___ Given text ___

Large-cap stocks led the way in the US, with the Nasdaq 100, S&P 500, and Dow Jones Industrial Average gaining 2.57%, 2.14%, 1.96% respectively. Smaller companies weren’t far behind, with the CRSP US Small Cap Index adding 1.97% for the month. Cyclical sectors experienced stronger momentum while defensive sectors were more mixed.

Overseas, markets moved higher as well. Developed international stocks rose 1.08% while emerging markets surged 7.32%. Boosting sentiment in emerging countries was China’s central bank announcing plans to lower interest rates and inject funds to help pull growth back towards its target. The country had been facing a sluggish economy with a troubled real estate market, but investors are hoping the stimulus is enough to accelerate activity.

___ Raw data ___

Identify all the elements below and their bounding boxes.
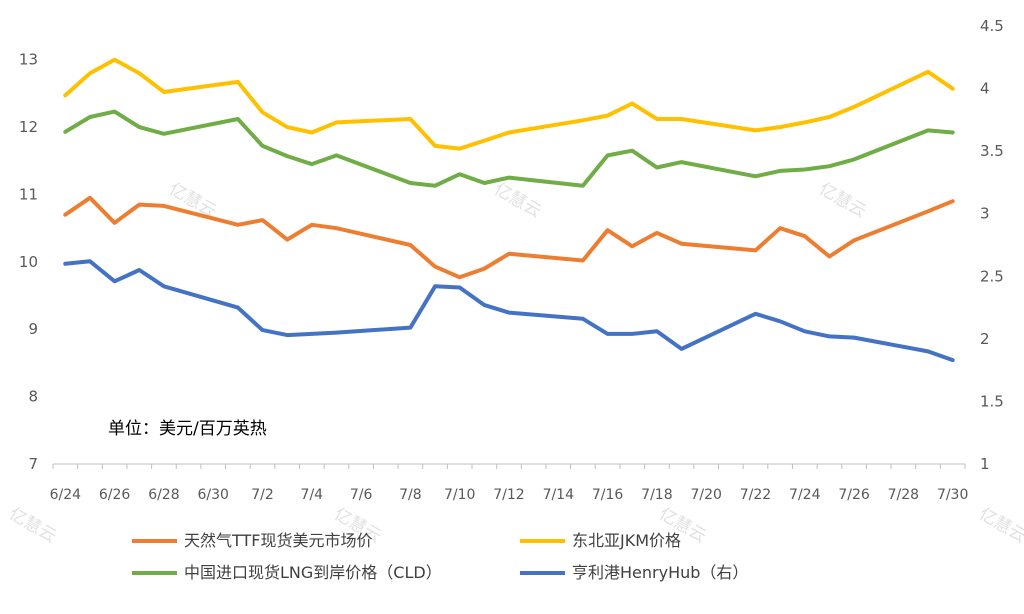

___

Tasks and exercises:
**A)** Reproduce the part of the market summary that begins at the words "Overseas, markets moved" and stops after the words "to accelerate activity.".
**B)** Render this sentence from the market summary into Spanish: "Smaller companies weren’t far behind, with the CRSP US Small Cap Index adding 1.97% for the month."
**C)** Write what comes next in the market summary, picking up after its last sentence.

Written responses:
**A)**
Overseas, markets moved higher as well. Developed international stocks rose 1.08% while emerging markets surged 7.32%. Boosting sentiment in emerging countries was China’s central bank announcing plans to lower interest rates and inject funds to help pull growth back towards its target. The country had been facing a sluggish economy with a troubled real estate market, but investors are hoping the stimulus is enough to accelerate activity.

**B)** Las empresas más pequeñas no se quedaron muy atrás, ya que el índice CRSP US Small Cap subió un 1,97 % en el mes.

**C)**
On the fixed-income side, bonds participated in the monthly gains, helped by the much-anticipated Fed rate cut. In attempt to get ahead of the curve, the Fed opted for a larger 50 basis point cut to kick off the easing cycle. While some of this was already baked into expectations, the 10-year Treasury yield fell from 3.91% to 3.81%, resulting in a 1.34% gain for aggregate US bonds. This was the fifth straight monthly increase for bonds as rates have come down from their late-April highs.

As a whole, it was another strong month for markets, capping a strong quarter across the board. However, it’s important to realize volatility has been somewhat heightened over the past couple of months, and it could remain commonplace as we near the presidential election. Having a plan and investment system in place can help mute the near-term noise, focusing attention on things that are more important over the long run.

Nobody’s more ready for a seasonal change than Boeing.

Early in September, the company’s Starliner spacecraft touched down after taking astronauts to the International Space Station in June.

Unfortunately, the capsule was riddled with malfunctions and deemed too risky to transport the crew back with it. The astronauts will instead remain in space until February, when they will hop on a SpaceX spacecraft to return home.

If the bad publicity wasn’t enough, later in the month 33,000 Boeing workers walked off the job, beginning a strike over contract negotiations. The strike halts production of the company’s best-selling 737 MAX, among other airplane models.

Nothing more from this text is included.